**Objective**
Count the lines in the rows below that contain the string "section", and give only that number.
#### Input for this task
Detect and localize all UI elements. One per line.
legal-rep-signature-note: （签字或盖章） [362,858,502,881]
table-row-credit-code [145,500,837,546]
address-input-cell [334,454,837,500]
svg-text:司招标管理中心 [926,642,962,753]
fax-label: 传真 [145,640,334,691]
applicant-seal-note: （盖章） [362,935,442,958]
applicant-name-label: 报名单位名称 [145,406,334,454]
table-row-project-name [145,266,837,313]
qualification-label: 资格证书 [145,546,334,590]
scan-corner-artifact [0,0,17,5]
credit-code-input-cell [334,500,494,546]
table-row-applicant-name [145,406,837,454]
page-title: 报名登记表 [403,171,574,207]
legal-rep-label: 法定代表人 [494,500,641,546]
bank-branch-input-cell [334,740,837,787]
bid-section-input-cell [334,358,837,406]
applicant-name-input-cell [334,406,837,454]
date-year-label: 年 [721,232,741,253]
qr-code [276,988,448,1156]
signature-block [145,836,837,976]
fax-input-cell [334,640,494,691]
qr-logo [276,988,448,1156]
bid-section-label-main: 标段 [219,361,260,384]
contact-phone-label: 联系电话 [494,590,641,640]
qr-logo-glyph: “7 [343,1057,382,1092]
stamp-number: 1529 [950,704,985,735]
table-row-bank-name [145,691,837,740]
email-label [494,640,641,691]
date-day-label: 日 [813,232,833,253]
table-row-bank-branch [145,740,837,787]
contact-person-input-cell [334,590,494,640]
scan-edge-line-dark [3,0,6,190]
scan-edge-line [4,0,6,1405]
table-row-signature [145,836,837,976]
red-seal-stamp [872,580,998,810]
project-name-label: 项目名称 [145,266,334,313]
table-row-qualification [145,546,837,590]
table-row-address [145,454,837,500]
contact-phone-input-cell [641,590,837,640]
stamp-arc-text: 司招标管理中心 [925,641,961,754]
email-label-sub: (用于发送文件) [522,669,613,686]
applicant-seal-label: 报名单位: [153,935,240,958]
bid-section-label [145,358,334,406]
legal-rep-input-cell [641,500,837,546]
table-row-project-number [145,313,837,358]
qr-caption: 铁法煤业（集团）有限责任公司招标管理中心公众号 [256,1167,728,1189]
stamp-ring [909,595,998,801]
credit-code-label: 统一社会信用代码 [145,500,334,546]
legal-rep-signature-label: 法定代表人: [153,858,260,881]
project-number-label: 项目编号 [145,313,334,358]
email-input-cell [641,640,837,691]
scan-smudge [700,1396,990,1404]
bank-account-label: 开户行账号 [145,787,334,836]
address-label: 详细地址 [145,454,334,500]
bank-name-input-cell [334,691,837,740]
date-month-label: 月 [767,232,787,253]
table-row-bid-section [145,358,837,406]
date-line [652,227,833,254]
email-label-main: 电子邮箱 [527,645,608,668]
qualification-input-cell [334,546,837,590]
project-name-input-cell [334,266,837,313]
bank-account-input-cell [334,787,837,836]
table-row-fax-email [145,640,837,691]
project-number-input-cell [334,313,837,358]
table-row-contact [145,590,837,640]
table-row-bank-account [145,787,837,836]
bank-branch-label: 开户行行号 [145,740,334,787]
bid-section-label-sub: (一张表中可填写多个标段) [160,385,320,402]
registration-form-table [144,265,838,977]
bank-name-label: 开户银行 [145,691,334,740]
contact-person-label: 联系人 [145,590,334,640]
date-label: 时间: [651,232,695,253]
########
**Reply to the task**
5